- **YOUR INSTRUCTIONS**: Locate the line containing "Serialize everything readable", then please write out that line and all the lines below it in the entries exactly.

- **THE DATA**:
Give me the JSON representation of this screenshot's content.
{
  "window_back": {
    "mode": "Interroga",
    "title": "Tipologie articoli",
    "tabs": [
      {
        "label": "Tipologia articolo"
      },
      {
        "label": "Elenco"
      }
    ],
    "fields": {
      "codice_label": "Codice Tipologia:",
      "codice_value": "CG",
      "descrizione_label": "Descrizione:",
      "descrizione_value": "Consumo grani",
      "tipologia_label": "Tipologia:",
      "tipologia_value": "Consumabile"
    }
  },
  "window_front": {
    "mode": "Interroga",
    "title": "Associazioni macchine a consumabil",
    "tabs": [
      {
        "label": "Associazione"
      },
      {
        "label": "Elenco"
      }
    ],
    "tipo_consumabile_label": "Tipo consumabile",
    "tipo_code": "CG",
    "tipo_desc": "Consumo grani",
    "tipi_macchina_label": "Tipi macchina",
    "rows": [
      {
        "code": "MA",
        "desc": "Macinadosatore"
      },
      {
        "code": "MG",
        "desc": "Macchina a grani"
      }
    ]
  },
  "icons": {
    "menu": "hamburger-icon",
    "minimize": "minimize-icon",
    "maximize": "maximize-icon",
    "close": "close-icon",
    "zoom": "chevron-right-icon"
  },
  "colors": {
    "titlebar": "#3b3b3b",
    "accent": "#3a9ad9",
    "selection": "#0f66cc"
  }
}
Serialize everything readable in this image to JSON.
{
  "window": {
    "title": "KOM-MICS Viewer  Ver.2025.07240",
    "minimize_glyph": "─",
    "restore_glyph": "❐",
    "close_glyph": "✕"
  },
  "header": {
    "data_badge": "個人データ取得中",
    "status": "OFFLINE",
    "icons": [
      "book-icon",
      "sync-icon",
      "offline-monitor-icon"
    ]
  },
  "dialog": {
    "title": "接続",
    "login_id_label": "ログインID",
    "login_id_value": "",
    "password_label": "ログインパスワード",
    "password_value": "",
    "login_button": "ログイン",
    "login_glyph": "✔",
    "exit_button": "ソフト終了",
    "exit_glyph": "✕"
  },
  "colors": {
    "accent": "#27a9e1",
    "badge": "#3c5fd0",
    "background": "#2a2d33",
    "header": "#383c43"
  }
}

- **SOLUTION TO THIS EXERCISE**:
Serialize everything readable in this image to JSON.
{
  "window": {
    "title": "KOM-MICS Viewer  Ver.2025.07240",
    "minimize_glyph": "─",
    "restore_glyph": "❐",
    "close_glyph": "✕"
  },
  "header": {
    "data_badge": "個人データ取得中",
    "status": "OFFLINE",
    "icons": [
      "book-icon",
      "sync-icon",
      "offline-monitor-icon"
    ]
  },
  "dialog": {
    "title": "接続",
    "login_id_label": "ログインID",
    "login_id_value": "",
    "password_label": "ログインパスワード",
    "password_value": "",
    "login_button": "ログイン",
    "login_glyph": "✔",
    "exit_button": "ソフト終了",
    "exit_glyph": "✕"
  },
  "colors": {
    "accent": "#27a9e1",
    "badge": "#3c5fd0",
    "background": "#2a2d33",
    "header": "#383c43"
  }
}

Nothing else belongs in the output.